__文档段落__.

________________________________________

动力电池热-电-流多物理场耦合机理研究及多尺度数值模拟

From existing scientific documents, the study about energy management and battery life estimation of power batteries for electric vehicles was mainly based on electrochemical characteristics of battery plates to create models and analyze, which was difficult for researchers to describe them accurately and analyze them quantitatively. This project aims to determine boundary conditions of power batteries and create a battery energy model by analyzing the charging and discharging tests data of power batteries and the demonstration running tests data of electric vehicles; start from the assumption that power batteries would follow basic working theories of electric field under all conditions and establish an electric field model of power batteries, which includes a potential model, an electric field strength model and a current density model, based on basic working principles of power batteries, considering mechatronics boundary conditions and electric field physical characteristics of battery plates; apply the analyzing method of first principle combined with parameter identifying method into studying about the coupling mechanism of multi-physical fields including thermal field, electric field and flow field, and establish coupling mathematical models in multi-scales of battery electrode, battery monomer and battery pack based on multi-physical-fields coupling theories and numerical simulation method; analyze the power battery life attntuation theory and battery performance degradation law to create an evaluation theory and an estimation model about battery life about testing cells; provide a theoretical basis to help analyze mechanical vibration fatigue on electrochemical reaction layer of battery plate and electric field changing law after partly loss to improve batteries' cycle life and working performance ultimately.

________________________________________

__所示条目__.
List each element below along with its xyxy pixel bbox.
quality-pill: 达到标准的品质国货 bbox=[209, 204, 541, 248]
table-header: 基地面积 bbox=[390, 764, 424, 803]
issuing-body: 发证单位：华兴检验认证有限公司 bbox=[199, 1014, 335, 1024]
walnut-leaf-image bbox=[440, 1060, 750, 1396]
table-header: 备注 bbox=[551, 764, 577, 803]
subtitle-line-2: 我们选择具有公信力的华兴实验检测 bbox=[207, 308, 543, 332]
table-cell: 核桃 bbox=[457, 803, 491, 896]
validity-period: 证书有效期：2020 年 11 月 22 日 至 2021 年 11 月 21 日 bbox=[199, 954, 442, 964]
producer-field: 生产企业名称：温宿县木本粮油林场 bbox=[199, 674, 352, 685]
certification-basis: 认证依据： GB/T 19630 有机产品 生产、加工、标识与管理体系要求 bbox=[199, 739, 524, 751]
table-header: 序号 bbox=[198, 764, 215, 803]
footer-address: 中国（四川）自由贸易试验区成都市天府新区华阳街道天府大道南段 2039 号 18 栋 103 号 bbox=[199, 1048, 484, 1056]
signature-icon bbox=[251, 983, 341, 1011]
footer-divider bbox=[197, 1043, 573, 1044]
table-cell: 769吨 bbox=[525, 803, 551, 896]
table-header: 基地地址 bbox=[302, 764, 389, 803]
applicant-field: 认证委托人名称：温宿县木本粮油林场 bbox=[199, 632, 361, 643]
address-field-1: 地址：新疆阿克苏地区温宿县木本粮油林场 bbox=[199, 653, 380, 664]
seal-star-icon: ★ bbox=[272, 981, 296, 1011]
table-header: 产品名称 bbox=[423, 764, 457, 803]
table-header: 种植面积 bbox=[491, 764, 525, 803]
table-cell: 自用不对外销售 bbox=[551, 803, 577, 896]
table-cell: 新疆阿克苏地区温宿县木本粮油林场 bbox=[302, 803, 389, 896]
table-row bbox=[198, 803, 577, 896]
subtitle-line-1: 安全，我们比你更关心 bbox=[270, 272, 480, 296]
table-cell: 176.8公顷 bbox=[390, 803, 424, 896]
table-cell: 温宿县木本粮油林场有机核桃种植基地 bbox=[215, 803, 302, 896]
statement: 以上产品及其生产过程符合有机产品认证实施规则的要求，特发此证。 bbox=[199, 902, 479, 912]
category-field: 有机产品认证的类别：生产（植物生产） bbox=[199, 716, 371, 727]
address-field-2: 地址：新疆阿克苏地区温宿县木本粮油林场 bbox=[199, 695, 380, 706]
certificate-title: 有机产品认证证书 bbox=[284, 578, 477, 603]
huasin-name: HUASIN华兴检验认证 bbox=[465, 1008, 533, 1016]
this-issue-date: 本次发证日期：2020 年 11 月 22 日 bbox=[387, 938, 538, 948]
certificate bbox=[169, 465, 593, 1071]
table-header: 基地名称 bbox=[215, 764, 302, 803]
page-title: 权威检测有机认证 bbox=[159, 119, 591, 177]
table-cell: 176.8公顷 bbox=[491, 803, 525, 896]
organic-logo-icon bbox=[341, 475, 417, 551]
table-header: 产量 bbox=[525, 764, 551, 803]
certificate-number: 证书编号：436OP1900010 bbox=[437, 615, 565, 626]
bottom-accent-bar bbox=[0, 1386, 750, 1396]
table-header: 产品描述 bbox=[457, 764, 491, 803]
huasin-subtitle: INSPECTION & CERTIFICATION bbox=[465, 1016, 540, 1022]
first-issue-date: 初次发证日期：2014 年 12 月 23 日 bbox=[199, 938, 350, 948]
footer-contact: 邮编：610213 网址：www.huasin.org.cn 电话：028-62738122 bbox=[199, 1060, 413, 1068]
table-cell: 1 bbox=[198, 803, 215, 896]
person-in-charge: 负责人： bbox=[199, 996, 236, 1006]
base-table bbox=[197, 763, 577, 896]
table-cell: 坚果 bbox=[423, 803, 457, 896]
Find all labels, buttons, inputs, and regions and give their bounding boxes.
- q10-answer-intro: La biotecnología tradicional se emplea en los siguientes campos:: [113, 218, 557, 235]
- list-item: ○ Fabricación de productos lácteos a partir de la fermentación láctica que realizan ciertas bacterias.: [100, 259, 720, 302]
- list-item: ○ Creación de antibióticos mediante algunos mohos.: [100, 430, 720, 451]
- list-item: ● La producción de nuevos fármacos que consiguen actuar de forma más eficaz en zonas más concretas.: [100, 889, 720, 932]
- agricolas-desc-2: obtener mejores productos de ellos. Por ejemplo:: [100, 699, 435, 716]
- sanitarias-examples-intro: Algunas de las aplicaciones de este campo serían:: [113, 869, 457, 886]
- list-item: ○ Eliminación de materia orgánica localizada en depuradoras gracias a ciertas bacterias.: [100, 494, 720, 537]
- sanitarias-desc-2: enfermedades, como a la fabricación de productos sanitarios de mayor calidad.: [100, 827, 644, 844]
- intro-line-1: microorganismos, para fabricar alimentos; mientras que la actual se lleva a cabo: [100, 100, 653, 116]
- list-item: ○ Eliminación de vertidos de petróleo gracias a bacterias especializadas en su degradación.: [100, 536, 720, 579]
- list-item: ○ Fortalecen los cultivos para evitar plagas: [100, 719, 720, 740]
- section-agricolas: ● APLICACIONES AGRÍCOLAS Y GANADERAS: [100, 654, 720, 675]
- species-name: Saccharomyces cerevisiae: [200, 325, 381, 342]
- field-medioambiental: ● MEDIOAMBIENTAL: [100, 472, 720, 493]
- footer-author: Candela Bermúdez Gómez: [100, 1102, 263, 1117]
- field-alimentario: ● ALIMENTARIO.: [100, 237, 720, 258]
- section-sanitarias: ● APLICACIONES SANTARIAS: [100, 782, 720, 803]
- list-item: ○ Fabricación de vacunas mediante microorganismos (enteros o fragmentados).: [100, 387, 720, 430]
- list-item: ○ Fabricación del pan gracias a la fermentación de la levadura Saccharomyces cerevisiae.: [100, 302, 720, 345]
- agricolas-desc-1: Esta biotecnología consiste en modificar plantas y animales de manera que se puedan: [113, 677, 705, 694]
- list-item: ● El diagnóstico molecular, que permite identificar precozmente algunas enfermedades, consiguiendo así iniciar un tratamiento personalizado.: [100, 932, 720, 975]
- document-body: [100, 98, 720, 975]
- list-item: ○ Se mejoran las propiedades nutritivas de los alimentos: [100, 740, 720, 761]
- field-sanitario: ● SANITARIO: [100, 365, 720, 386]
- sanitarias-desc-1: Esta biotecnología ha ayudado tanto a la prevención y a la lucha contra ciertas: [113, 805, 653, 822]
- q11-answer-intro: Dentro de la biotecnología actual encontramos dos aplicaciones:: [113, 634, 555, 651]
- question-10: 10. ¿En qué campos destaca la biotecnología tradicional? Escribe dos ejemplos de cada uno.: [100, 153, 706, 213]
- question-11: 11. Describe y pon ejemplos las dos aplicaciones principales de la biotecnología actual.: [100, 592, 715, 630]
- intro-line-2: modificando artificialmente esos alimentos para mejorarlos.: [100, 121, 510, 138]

________________________________________

__任务要求__. 按文档段落，动力电池的电场模型由哪些模型组成？请用原文的英文名称全部列出。

__书面回答__.
- potential model
- electric field strength model
- current density model